Using the data beneath, show every line that includes the word "autorizzato".

_Record extracts_
>> BEGIN
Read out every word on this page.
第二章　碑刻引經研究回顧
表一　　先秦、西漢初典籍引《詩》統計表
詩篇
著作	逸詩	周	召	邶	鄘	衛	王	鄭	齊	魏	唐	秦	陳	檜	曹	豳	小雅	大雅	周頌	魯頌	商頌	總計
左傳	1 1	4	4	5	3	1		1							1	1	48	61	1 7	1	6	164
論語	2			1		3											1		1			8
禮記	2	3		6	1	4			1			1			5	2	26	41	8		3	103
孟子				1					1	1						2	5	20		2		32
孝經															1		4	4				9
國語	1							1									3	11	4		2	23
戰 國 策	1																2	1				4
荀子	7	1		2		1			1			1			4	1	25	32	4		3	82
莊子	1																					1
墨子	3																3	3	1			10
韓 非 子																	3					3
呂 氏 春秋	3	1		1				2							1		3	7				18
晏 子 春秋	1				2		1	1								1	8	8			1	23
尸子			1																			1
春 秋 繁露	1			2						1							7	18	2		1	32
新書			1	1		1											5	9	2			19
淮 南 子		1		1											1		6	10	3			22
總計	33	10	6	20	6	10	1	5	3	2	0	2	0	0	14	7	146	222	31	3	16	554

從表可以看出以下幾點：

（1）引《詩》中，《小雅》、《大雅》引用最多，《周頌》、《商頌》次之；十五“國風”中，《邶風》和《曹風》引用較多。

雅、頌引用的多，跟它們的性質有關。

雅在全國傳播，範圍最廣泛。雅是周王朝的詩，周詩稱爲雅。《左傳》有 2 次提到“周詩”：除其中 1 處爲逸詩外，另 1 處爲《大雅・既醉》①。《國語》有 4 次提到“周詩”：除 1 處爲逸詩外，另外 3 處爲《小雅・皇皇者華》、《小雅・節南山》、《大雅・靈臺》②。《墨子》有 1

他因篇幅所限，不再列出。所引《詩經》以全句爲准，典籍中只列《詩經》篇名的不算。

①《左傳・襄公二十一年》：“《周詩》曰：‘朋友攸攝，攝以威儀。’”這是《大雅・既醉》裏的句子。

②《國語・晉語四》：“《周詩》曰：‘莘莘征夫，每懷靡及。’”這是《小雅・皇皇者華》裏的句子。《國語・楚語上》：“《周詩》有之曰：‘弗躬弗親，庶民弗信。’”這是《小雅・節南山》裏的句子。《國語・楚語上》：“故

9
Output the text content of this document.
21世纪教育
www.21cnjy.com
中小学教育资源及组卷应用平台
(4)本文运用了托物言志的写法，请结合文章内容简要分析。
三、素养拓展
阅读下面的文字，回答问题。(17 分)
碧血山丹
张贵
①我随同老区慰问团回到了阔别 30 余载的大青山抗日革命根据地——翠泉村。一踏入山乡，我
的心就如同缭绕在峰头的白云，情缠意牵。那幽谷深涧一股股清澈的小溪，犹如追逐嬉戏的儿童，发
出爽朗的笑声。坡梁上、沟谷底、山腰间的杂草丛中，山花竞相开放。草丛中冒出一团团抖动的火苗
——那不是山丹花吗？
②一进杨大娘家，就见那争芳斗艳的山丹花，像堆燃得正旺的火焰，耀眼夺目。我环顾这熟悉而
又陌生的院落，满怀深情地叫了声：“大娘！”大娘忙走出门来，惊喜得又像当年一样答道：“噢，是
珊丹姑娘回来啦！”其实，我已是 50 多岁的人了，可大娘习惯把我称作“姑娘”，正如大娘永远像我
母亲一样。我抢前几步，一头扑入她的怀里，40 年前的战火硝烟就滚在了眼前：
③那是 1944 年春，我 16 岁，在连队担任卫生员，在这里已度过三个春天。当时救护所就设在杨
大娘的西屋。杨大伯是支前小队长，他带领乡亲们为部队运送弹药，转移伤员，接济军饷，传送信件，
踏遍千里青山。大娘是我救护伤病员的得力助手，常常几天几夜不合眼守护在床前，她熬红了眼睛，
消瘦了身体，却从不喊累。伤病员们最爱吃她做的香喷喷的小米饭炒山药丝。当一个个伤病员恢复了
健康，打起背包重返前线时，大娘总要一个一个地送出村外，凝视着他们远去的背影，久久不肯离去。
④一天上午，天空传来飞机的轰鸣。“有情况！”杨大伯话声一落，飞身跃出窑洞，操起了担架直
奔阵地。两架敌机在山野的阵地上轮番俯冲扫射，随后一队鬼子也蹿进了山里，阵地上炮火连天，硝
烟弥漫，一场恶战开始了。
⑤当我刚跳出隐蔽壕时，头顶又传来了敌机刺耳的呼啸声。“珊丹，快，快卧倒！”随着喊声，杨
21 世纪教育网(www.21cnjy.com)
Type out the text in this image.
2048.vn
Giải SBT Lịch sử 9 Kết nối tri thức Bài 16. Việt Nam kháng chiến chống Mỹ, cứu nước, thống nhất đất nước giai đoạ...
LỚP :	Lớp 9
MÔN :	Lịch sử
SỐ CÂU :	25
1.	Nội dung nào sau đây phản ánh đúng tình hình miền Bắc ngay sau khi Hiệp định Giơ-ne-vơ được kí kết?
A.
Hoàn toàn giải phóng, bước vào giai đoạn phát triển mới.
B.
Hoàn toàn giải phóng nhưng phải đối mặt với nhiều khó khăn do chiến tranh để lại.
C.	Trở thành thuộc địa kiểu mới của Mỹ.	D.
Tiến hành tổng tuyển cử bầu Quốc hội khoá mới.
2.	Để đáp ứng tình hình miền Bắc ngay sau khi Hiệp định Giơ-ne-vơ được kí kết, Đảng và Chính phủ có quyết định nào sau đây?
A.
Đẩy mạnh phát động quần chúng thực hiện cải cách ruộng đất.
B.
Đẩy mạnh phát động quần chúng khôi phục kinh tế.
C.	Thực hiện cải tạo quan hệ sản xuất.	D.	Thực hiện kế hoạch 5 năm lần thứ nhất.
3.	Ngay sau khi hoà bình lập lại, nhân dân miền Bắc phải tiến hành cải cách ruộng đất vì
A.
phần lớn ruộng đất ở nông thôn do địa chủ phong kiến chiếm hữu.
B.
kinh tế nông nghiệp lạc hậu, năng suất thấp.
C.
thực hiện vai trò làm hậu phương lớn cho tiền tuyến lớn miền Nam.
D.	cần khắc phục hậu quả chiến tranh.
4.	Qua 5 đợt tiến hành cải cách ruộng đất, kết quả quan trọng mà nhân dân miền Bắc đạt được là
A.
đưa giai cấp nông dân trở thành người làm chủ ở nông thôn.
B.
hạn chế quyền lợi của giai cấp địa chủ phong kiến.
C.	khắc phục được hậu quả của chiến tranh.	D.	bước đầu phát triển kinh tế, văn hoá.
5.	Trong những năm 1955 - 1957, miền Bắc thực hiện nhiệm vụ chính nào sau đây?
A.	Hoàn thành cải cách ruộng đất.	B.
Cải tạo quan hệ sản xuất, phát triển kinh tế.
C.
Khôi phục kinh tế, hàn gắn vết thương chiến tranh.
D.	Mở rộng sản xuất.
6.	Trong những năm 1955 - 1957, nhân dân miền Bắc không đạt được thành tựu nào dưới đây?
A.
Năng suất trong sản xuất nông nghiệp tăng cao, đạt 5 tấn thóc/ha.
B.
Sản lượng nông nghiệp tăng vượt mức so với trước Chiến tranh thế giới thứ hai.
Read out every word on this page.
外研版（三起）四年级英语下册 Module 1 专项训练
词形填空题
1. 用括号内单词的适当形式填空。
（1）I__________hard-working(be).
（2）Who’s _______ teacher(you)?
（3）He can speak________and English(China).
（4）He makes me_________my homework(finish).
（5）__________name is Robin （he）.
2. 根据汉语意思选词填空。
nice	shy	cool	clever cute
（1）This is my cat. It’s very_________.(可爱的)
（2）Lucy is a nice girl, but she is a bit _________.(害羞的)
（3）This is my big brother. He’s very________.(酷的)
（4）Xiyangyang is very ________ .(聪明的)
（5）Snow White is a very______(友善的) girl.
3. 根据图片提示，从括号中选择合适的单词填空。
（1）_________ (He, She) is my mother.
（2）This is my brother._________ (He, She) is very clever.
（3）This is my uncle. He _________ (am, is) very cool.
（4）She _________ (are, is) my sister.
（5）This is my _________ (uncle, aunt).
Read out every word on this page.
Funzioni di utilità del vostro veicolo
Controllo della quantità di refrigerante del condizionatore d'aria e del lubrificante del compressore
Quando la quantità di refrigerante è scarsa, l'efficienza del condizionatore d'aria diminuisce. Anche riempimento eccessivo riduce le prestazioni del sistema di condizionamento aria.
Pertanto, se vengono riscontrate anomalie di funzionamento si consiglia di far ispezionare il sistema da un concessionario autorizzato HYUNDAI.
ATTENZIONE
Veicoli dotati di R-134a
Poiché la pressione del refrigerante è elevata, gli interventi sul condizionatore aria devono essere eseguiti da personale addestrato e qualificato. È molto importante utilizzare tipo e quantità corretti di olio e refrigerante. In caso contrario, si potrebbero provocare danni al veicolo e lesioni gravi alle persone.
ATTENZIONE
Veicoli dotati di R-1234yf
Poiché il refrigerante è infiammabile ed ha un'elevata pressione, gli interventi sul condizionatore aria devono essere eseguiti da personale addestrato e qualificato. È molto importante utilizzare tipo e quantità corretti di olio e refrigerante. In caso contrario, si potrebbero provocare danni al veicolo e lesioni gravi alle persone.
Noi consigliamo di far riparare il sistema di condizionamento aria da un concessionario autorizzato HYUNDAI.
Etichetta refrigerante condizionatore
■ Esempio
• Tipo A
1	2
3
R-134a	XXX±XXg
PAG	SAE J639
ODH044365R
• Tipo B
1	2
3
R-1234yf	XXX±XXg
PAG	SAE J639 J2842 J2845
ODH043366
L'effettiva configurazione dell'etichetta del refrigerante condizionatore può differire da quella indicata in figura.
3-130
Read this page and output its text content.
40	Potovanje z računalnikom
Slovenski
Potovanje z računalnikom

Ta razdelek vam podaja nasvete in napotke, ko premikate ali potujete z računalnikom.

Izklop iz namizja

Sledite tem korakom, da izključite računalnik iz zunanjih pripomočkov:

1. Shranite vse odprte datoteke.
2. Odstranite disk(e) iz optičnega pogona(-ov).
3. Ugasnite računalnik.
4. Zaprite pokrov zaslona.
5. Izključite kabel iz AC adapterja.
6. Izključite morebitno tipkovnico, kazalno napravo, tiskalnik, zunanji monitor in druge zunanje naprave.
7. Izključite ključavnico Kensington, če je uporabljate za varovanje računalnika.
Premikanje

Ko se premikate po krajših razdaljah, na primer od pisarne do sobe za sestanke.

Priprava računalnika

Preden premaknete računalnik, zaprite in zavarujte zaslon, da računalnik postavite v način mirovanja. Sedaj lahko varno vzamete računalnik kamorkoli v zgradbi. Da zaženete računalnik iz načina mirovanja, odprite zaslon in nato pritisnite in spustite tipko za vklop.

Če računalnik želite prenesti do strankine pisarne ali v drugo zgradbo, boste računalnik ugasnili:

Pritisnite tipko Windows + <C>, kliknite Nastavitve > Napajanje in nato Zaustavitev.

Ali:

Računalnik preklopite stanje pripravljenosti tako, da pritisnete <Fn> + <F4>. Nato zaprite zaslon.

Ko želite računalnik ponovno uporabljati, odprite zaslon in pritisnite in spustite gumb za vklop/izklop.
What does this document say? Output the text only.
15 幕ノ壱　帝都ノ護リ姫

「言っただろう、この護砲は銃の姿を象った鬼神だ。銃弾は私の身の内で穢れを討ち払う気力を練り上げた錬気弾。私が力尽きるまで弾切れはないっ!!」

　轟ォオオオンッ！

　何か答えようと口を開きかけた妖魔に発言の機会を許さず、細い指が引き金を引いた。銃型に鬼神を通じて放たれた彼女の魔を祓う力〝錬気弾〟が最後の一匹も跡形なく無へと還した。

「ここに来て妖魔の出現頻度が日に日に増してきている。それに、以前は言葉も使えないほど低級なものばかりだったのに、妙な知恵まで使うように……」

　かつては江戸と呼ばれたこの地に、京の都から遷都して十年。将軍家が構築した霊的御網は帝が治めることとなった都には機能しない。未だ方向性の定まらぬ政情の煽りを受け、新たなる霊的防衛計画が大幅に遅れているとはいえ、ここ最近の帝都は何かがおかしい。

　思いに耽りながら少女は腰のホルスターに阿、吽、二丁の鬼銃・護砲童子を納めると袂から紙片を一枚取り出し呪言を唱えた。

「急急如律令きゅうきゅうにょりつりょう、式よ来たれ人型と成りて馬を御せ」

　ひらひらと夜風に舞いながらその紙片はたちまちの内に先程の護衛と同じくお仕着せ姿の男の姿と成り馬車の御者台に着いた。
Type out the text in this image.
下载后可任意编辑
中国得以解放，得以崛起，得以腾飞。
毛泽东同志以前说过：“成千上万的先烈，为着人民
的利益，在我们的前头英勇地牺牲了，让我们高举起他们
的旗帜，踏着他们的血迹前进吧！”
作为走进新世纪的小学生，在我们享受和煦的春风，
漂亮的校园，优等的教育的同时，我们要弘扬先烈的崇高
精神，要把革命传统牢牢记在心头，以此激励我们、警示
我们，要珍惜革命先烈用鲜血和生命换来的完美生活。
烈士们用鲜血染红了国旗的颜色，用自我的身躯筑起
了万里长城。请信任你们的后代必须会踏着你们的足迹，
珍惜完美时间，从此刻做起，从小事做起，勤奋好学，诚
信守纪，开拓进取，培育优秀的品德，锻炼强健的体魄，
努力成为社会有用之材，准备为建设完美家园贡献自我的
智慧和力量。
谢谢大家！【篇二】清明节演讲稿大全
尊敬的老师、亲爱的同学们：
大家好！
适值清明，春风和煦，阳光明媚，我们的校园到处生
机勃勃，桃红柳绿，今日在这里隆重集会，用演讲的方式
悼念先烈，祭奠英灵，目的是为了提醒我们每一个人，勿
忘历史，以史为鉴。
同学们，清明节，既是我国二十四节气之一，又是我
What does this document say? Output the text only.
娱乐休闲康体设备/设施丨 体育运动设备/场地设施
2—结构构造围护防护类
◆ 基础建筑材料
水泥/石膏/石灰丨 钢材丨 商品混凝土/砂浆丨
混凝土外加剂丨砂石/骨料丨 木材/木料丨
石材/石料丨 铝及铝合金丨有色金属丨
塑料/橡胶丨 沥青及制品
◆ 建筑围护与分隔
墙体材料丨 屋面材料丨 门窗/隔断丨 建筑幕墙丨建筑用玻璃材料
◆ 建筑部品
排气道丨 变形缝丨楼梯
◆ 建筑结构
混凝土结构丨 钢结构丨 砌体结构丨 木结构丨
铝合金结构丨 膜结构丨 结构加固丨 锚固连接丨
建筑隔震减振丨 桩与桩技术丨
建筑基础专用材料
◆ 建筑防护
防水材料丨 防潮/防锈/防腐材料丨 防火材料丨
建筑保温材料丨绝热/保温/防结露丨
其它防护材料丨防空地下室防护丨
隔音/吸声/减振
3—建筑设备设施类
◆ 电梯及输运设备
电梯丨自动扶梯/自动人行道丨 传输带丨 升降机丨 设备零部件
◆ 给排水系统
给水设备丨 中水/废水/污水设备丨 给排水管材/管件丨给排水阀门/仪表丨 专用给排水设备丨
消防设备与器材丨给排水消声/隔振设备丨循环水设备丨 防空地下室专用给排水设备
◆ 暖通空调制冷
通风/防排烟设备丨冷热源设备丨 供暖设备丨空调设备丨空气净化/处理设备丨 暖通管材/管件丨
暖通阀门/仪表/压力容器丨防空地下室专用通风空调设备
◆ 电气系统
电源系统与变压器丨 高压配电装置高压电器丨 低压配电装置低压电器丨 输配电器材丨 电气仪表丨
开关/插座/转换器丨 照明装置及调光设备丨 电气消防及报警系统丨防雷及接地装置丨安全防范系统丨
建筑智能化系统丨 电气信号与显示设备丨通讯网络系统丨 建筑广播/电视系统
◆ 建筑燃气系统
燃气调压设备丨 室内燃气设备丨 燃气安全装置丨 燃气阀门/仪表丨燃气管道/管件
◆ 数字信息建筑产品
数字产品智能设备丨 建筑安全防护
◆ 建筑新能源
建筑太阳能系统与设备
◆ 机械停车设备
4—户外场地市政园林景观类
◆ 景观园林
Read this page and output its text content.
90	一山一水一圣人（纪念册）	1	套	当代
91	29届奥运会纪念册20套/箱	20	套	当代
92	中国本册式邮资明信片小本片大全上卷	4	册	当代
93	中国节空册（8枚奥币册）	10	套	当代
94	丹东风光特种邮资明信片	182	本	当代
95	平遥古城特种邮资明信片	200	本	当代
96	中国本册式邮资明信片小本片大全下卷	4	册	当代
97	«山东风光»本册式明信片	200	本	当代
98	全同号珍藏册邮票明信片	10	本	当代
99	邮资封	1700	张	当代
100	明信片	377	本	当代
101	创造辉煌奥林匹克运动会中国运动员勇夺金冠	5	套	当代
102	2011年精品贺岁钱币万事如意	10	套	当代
>> END
_Complete answer_
Pertanto, se vengono riscontrate anomalie di funzionamento si consiglia di far ispezionare il sistema da un concessionario autorizzato HYUNDAI.
Noi consigliamo di far riparare il sistema di condizionamento aria da un concessionario autorizzato HYUNDAI.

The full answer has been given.